Given instruction = Below is a listing to write out in full, exactly as given, without its pictures.

'''

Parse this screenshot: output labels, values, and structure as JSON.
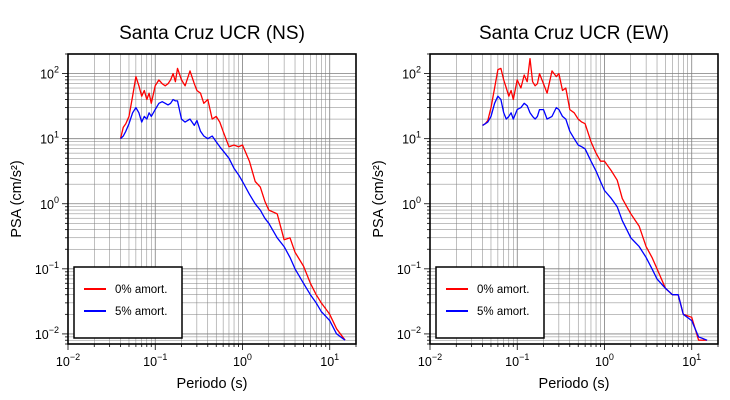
{
  "chart_data": [
    {
      "type": "line",
      "title": "Santa Cruz UCR (NS)",
      "xlabel": "Periodo (s)",
      "ylabel": "PSA (cm/s²)",
      "xscale": "log",
      "yscale": "log",
      "xlim": [
        0.01,
        20
      ],
      "ylim": [
        0.007,
        200
      ],
      "x_ticks": [
        {
          "base": "10",
          "exp": "−2"
        },
        {
          "base": "10",
          "exp": "−1"
        },
        {
          "base": "10",
          "exp": "0"
        },
        {
          "base": "10",
          "exp": "1"
        }
      ],
      "y_ticks": [
        {
          "base": "10",
          "exp": "−2"
        },
        {
          "base": "10",
          "exp": "−1"
        },
        {
          "base": "10",
          "exp": "0"
        },
        {
          "base": "10",
          "exp": "1"
        },
        {
          "base": "10",
          "exp": "2"
        }
      ],
      "grid": true,
      "legend_position": "bottom-left",
      "series": [
        {
          "name": "0% amort.",
          "color": "#ff0000",
          "x": [
            0.04,
            0.043,
            0.046,
            0.05,
            0.055,
            0.06,
            0.065,
            0.07,
            0.075,
            0.08,
            0.085,
            0.09,
            0.1,
            0.11,
            0.12,
            0.13,
            0.14,
            0.15,
            0.16,
            0.17,
            0.18,
            0.2,
            0.22,
            0.25,
            0.28,
            0.3,
            0.33,
            0.36,
            0.4,
            0.45,
            0.5,
            0.55,
            0.6,
            0.7,
            0.8,
            0.9,
            1.0,
            1.2,
            1.4,
            1.6,
            1.8,
            2.0,
            2.5,
            3.0,
            3.5,
            4.0,
            5.0,
            6.0,
            7.0,
            8.0,
            10.0,
            12.0,
            15.0
          ],
          "values": [
            10,
            15,
            17,
            22,
            45,
            90,
            65,
            45,
            55,
            40,
            50,
            35,
            65,
            80,
            70,
            65,
            70,
            80,
            100,
            75,
            120,
            80,
            65,
            110,
            70,
            55,
            50,
            35,
            40,
            20,
            22,
            18,
            13,
            7.5,
            8,
            7.5,
            8,
            4.5,
            2.2,
            1.8,
            1.1,
            0.8,
            0.7,
            0.28,
            0.3,
            0.18,
            0.11,
            0.06,
            0.04,
            0.03,
            0.02,
            0.012,
            0.008
          ]
        },
        {
          "name": "5% amort.",
          "color": "#0000ff",
          "x": [
            0.04,
            0.043,
            0.046,
            0.05,
            0.055,
            0.06,
            0.065,
            0.07,
            0.075,
            0.08,
            0.085,
            0.09,
            0.1,
            0.11,
            0.12,
            0.13,
            0.14,
            0.15,
            0.16,
            0.17,
            0.18,
            0.2,
            0.22,
            0.25,
            0.28,
            0.3,
            0.33,
            0.36,
            0.4,
            0.45,
            0.5,
            0.55,
            0.6,
            0.7,
            0.8,
            0.9,
            1.0,
            1.2,
            1.4,
            1.6,
            1.8,
            2.0,
            2.5,
            3.0,
            3.5,
            4.0,
            5.0,
            6.0,
            7.0,
            8.0,
            10.0,
            12.0,
            15.0
          ],
          "values": [
            10,
            11,
            13,
            17,
            25,
            30,
            25,
            18,
            22,
            20,
            25,
            22,
            28,
            35,
            37,
            35,
            33,
            35,
            40,
            38,
            38,
            20,
            18,
            20,
            16,
            19,
            13,
            11,
            10,
            11,
            9,
            7.5,
            6.5,
            5,
            3.5,
            2.8,
            2.2,
            1.4,
            1.0,
            0.8,
            0.6,
            0.5,
            0.3,
            0.22,
            0.15,
            0.1,
            0.06,
            0.04,
            0.03,
            0.022,
            0.016,
            0.01,
            0.008
          ]
        }
      ]
    },
    {
      "type": "line",
      "title": "Santa Cruz UCR (EW)",
      "xlabel": "Periodo (s)",
      "ylabel": "PSA (cm/s²)",
      "xscale": "log",
      "yscale": "log",
      "xlim": [
        0.01,
        20
      ],
      "ylim": [
        0.007,
        200
      ],
      "x_ticks": [
        {
          "base": "10",
          "exp": "−2"
        },
        {
          "base": "10",
          "exp": "−1"
        },
        {
          "base": "10",
          "exp": "0"
        },
        {
          "base": "10",
          "exp": "1"
        }
      ],
      "y_ticks": [
        {
          "base": "10",
          "exp": "−2"
        },
        {
          "base": "10",
          "exp": "−1"
        },
        {
          "base": "10",
          "exp": "0"
        },
        {
          "base": "10",
          "exp": "1"
        },
        {
          "base": "10",
          "exp": "2"
        }
      ],
      "grid": true,
      "legend_position": "bottom-left",
      "series": [
        {
          "name": "0% amort.",
          "color": "#ff0000",
          "x": [
            0.04,
            0.043,
            0.046,
            0.05,
            0.055,
            0.06,
            0.065,
            0.07,
            0.075,
            0.08,
            0.085,
            0.09,
            0.1,
            0.11,
            0.12,
            0.13,
            0.14,
            0.15,
            0.16,
            0.17,
            0.18,
            0.2,
            0.22,
            0.25,
            0.28,
            0.3,
            0.33,
            0.36,
            0.4,
            0.45,
            0.5,
            0.55,
            0.6,
            0.7,
            0.8,
            0.9,
            1.0,
            1.2,
            1.4,
            1.6,
            1.8,
            2.0,
            2.5,
            3.0,
            3.5,
            4.0,
            5.0,
            6.0,
            7.0,
            8.0,
            10.0,
            12.0,
            15.0
          ],
          "values": [
            16,
            17,
            19,
            30,
            60,
            115,
            120,
            80,
            60,
            45,
            55,
            40,
            80,
            60,
            95,
            75,
            170,
            75,
            65,
            70,
            100,
            70,
            50,
            110,
            90,
            100,
            55,
            60,
            28,
            25,
            20,
            18,
            17,
            9,
            6,
            4.5,
            4.5,
            3.2,
            2.3,
            1.2,
            0.9,
            0.7,
            0.45,
            0.22,
            0.15,
            0.1,
            0.05,
            0.04,
            0.04,
            0.02,
            0.018,
            0.008,
            0.008
          ]
        },
        {
          "name": "5% amort.",
          "color": "#0000ff",
          "x": [
            0.04,
            0.043,
            0.046,
            0.05,
            0.055,
            0.06,
            0.065,
            0.07,
            0.075,
            0.08,
            0.085,
            0.09,
            0.1,
            0.11,
            0.12,
            0.13,
            0.14,
            0.15,
            0.16,
            0.17,
            0.18,
            0.2,
            0.22,
            0.25,
            0.28,
            0.3,
            0.33,
            0.36,
            0.4,
            0.45,
            0.5,
            0.55,
            0.6,
            0.7,
            0.8,
            0.9,
            1.0,
            1.2,
            1.4,
            1.6,
            1.8,
            2.0,
            2.5,
            3.0,
            3.5,
            4.0,
            5.0,
            6.0,
            7.0,
            8.0,
            10.0,
            12.0,
            15.0
          ],
          "values": [
            16,
            17,
            18,
            22,
            35,
            45,
            40,
            25,
            20,
            22,
            25,
            20,
            28,
            30,
            35,
            32,
            25,
            22,
            20,
            22,
            28,
            28,
            20,
            22,
            30,
            28,
            22,
            20,
            13,
            10,
            8,
            7.5,
            7,
            4.5,
            3.2,
            2.2,
            1.6,
            1.2,
            0.9,
            0.55,
            0.4,
            0.3,
            0.22,
            0.15,
            0.1,
            0.07,
            0.05,
            0.04,
            0.04,
            0.02,
            0.016,
            0.009,
            0.008
          ]
        }
      ]
    }
  ]
}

'''

Right answer =
Parse this screenshot: output labels, values, and structure as JSON.
{
  "chart_data": [
    {
      "type": "line",
      "title": "Santa Cruz UCR (NS)",
      "xlabel": "Periodo (s)",
      "ylabel": "PSA (cm/s²)",
      "xscale": "log",
      "yscale": "log",
      "xlim": [
        0.01,
        20
      ],
      "ylim": [
        0.007,
        200
      ],
      "x_ticks": [
        {
          "base": "10",
          "exp": "−2"
        },
        {
          "base": "10",
          "exp": "−1"
        },
        {
          "base": "10",
          "exp": "0"
        },
        {
          "base": "10",
          "exp": "1"
        }
      ],
      "y_ticks": [
        {
          "base": "10",
          "exp": "−2"
        },
        {
          "base": "10",
          "exp": "−1"
        },
        {
          "base": "10",
          "exp": "0"
        },
        {
          "base": "10",
          "exp": "1"
        },
        {
          "base": "10",
          "exp": "2"
        }
      ],
      "grid": true,
      "legend_position": "bottom-left",
      "series": [
        {
          "name": "0% amort.",
          "color": "#ff0000",
          "x": [
            0.04,
            0.043,
            0.046,
            0.05,
            0.055,
            0.06,
            0.065,
            0.07,
            0.075,
            0.08,
            0.085,
            0.09,
            0.1,
            0.11,
            0.12,
            0.13,
            0.14,
            0.15,
            0.16,
            0.17,
            0.18,
            0.2,
            0.22,
            0.25,
            0.28,
            0.3,
            0.33,
            0.36,
            0.4,
            0.45,
            0.5,
            0.55,
            0.6,
            0.7,
            0.8,
            0.9,
            1.0,
            1.2,
            1.4,
            1.6,
            1.8,
            2.0,
            2.5,
            3.0,
            3.5,
            4.0,
            5.0,
            6.0,
            7.0,
            8.0,
            10.0,
            12.0,
            15.0
          ],
          "values": [
            10,
            15,
            17,
            22,
            45,
            90,
            65,
            45,
            55,
            40,
            50,
            35,
            65,
            80,
            70,
            65,
            70,
            80,
            100,
            75,
            120,
            80,
            65,
            110,
            70,
            55,
            50,
            35,
            40,
            20,
            22,
            18,
            13,
            7.5,
            8,
            7.5,
            8,
            4.5,
            2.2,
            1.8,
            1.1,
            0.8,
            0.7,
            0.28,
            0.3,
            0.18,
            0.11,
            0.06,
            0.04,
            0.03,
            0.02,
            0.012,
            0.008
          ]
        },
        {
          "name": "5% amort.",
          "color": "#0000ff",
          "x": [
            0.04,
            0.043,
            0.046,
            0.05,
            0.055,
            0.06,
            0.065,
            0.07,
            0.075,
            0.08,
            0.085,
            0.09,
            0.1,
            0.11,
            0.12,
            0.13,
            0.14,
            0.15,
            0.16,
            0.17,
            0.18,
            0.2,
            0.22,
            0.25,
            0.28,
            0.3,
            0.33,
            0.36,
            0.4,
            0.45,
            0.5,
            0.55,
            0.6,
            0.7,
            0.8,
            0.9,
            1.0,
            1.2,
            1.4,
            1.6,
            1.8,
            2.0,
            2.5,
            3.0,
            3.5,
            4.0,
            5.0,
            6.0,
            7.0,
            8.0,
            10.0,
            12.0,
            15.0
          ],
          "values": [
            10,
            11,
            13,
            17,
            25,
            30,
            25,
            18,
            22,
            20,
            25,
            22,
            28,
            35,
            37,
            35,
            33,
            35,
            40,
            38,
            38,
            20,
            18,
            20,
            16,
            19,
            13,
            11,
            10,
            11,
            9,
            7.5,
            6.5,
            5,
            3.5,
            2.8,
            2.2,
            1.4,
            1.0,
            0.8,
            0.6,
            0.5,
            0.3,
            0.22,
            0.15,
            0.1,
            0.06,
            0.04,
            0.03,
            0.022,
            0.016,
            0.01,
            0.008
          ]
        }
      ]
    },
    {
      "type": "line",
      "title": "Santa Cruz UCR (EW)",
      "xlabel": "Periodo (s)",
      "ylabel": "PSA (cm/s²)",
      "xscale": "log",
      "yscale": "log",
      "xlim": [
        0.01,
        20
      ],
      "ylim": [
        0.007,
        200
      ],
      "x_ticks": [
        {
          "base": "10",
          "exp": "−2"
        },
        {
          "base": "10",
          "exp": "−1"
        },
        {
          "base": "10",
          "exp": "0"
        },
        {
          "base": "10",
          "exp": "1"
        }
      ],
      "y_ticks": [
        {
          "base": "10",
          "exp": "−2"
        },
        {
          "base": "10",
          "exp": "−1"
        },
        {
          "base": "10",
          "exp": "0"
        },
        {
          "base": "10",
          "exp": "1"
        },
        {
          "base": "10",
          "exp": "2"
        }
      ],
      "grid": true,
      "legend_position": "bottom-left",
      "series": [
        {
          "name": "0% amort.",
          "color": "#ff0000",
          "x": [
            0.04,
            0.043,
            0.046,
            0.05,
            0.055,
            0.06,
            0.065,
            0.07,
            0.075,
            0.08,
            0.085,
            0.09,
            0.1,
            0.11,
            0.12,
            0.13,
            0.14,
            0.15,
            0.16,
            0.17,
            0.18,
            0.2,
            0.22,
            0.25,
            0.28,
            0.3,
            0.33,
            0.36,
            0.4,
            0.45,
            0.5,
            0.55,
            0.6,
            0.7,
            0.8,
            0.9,
            1.0,
            1.2,
            1.4,
            1.6,
            1.8,
            2.0,
            2.5,
            3.0,
            3.5,
            4.0,
            5.0,
            6.0,
            7.0,
            8.0,
            10.0,
            12.0,
            15.0
          ],
          "values": [
            16,
            17,
            19,
            30,
            60,
            115,
            120,
            80,
            60,
            45,
            55,
            40,
            80,
            60,
            95,
            75,
            170,
            75,
            65,
            70,
            100,
            70,
            50,
            110,
            90,
            100,
            55,
            60,
            28,
            25,
            20,
            18,
            17,
            9,
            6,
            4.5,
            4.5,
            3.2,
            2.3,
            1.2,
            0.9,
            0.7,
            0.45,
            0.22,
            0.15,
            0.1,
            0.05,
            0.04,
            0.04,
            0.02,
            0.018,
            0.008,
            0.008
          ]
        },
        {
          "name": "5% amort.",
          "color": "#0000ff",
          "x": [
            0.04,
            0.043,
            0.046,
            0.05,
            0.055,
            0.06,
            0.065,
            0.07,
            0.075,
            0.08,
            0.085,
            0.09,
            0.1,
            0.11,
            0.12,
            0.13,
            0.14,
            0.15,
            0.16,
            0.17,
            0.18,
            0.2,
            0.22,
            0.25,
            0.28,
            0.3,
            0.33,
            0.36,
            0.4,
            0.45,
            0.5,
            0.55,
            0.6,
            0.7,
            0.8,
            0.9,
            1.0,
            1.2,
            1.4,
            1.6,
            1.8,
            2.0,
            2.5,
            3.0,
            3.5,
            4.0,
            5.0,
            6.0,
            7.0,
            8.0,
            10.0,
            12.0,
            15.0
          ],
          "values": [
            16,
            17,
            18,
            22,
            35,
            45,
            40,
            25,
            20,
            22,
            25,
            20,
            28,
            30,
            35,
            32,
            25,
            22,
            20,
            22,
            28,
            28,
            20,
            22,
            30,
            28,
            22,
            20,
            13,
            10,
            8,
            7.5,
            7,
            4.5,
            3.2,
            2.2,
            1.6,
            1.2,
            0.9,
            0.55,
            0.4,
            0.3,
            0.22,
            0.15,
            0.1,
            0.07,
            0.05,
            0.04,
            0.04,
            0.02,
            0.016,
            0.009,
            0.008
          ]
        }
      ]
    }
  ]
}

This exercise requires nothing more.